(任务 1):
列出覆盆子体外消化文段中引用的全部参考文献编号，重复出现的编号只写一次。
(任务 2):
从覆盆子体外消化文段的最后一句之后接着往下续写。

(文本段落):

# # # # # # #

图3 覆盆子体外模拟胃消化过程中总酚释放量的变化Fig.3 Changes of total polyphenol release during gastric digestion simulated by raspberry in vitro

图4 覆盆子体外模拟肠消化过程中总酚释放量的变化Fig.4 Changes of total polyphenol release during intestinal digestion simulated by raspberry in vitro

覆盆子在体外模拟胃消化过程中总酚释放量增加,在模拟肠消化过程中总酚释放量降低,这与从彦丽等[28]研究的柑橘体外模拟胃肠消化总酚释放变化规律一致。模拟消化后总酚释放量提高的原因可能是由于较低的pH 值及模拟胃的蠕动均可以降低覆盆子粒径,分子间的作用力减小,有利于总酚的释放[28]。另外,一部分与多酚氢键或疏水结合的蛋白质被胃蛋白水解,促进了结合多酚的释放[29]。在模拟肠消化过程中胰酶虽可能继续使结合态多酚释放为游离态,但是酚酸不稳定容易降解在碱性环境条件下,因此肠液消过程中的总酚释放量没有增加。在肠消化空白组,可能由于结合态多酚的释放已经平衡,酚酸降解导致总酚的含量降低[9]。

# # # # # # #

(已知信息):

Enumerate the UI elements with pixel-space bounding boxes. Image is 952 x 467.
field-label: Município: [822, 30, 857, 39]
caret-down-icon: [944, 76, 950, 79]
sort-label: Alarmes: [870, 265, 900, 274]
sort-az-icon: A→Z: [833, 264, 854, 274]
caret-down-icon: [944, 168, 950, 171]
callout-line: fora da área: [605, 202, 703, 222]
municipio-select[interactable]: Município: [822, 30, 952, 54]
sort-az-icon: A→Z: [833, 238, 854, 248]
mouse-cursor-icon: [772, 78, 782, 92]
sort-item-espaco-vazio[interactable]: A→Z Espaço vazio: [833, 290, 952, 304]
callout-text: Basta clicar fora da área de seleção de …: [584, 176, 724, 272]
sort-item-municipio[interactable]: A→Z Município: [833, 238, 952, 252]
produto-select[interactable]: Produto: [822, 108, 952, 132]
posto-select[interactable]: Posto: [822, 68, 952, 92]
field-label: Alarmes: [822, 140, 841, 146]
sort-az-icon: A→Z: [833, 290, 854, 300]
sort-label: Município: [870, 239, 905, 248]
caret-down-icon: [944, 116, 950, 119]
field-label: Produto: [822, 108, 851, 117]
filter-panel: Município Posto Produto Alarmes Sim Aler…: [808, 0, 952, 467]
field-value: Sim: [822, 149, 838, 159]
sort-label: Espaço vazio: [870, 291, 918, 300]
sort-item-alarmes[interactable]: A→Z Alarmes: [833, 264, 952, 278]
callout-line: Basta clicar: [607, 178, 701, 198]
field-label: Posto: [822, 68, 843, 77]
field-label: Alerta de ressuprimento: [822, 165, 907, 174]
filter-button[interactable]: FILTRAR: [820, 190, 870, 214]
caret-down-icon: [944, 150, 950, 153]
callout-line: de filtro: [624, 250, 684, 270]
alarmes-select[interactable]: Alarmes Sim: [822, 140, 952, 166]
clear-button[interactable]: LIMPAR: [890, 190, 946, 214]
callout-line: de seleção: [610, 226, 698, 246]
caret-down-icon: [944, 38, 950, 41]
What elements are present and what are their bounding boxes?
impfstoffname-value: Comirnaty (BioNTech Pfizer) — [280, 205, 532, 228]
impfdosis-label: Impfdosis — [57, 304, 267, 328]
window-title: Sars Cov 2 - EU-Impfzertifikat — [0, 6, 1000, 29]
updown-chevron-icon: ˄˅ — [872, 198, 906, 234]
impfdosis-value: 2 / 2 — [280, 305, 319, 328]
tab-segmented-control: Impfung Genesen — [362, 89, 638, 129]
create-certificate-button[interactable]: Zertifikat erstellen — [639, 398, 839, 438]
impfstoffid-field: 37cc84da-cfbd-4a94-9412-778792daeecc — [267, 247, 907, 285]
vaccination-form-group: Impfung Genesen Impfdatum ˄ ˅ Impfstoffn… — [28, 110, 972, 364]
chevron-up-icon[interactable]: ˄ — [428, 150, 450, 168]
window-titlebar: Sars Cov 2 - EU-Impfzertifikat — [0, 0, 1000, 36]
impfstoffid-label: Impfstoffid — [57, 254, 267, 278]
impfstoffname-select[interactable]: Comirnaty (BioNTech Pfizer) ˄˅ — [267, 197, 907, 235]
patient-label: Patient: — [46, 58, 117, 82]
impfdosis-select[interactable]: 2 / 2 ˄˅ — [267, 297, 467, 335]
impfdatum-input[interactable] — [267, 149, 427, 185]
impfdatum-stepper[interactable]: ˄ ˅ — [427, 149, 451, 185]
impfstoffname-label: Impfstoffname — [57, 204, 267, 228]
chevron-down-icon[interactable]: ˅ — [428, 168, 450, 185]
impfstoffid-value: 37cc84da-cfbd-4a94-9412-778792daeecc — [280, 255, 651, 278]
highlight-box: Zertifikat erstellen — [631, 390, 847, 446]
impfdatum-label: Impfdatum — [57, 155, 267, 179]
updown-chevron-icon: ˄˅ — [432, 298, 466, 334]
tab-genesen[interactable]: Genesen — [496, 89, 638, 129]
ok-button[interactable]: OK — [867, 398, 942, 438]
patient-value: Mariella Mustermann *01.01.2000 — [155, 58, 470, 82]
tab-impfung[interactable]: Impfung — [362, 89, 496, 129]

# # # # # # #

(答案 1):
[28]、[29]、[9]

(答案 2):
2.3 覆盆子体外模拟胃肠消化中DPPH 自由基清除率的变化

体外模拟胃消化过程中DPPH 自由基清除率大小的变化如图5所示,模拟胃消化组和胃酸对照组DPPH 自由基清除率逐渐增加。在模拟胃消化3 h 过程中,DPPH 自由基清除率最大为95.25%,为胃消化0 h(92.55%)的1.03 倍,为胃酸最大清除率(94.58%)的1.01 倍,为空白对照组最大清除率(94.09%)的1.01 倍。模拟胃酸消化最大DPPH自由基清除率(94.58%)为胃酸消化0 h 的1.02倍。模拟胃液消化组的DPPH 自由基清除率大于胃酸对照组和空白对照组。在模拟肠消化过程中如图6所示,覆盆子肠液消化组在1 h 内清除率达到最大值为74.08%,为肠消化0 h(68.52%)的1.08 倍,1 h 后趋于稳定,而空白对照组在消化0.5 h 出现显著性下降,随后上升并趋于稳定,自由基清除率最大值为67.29%。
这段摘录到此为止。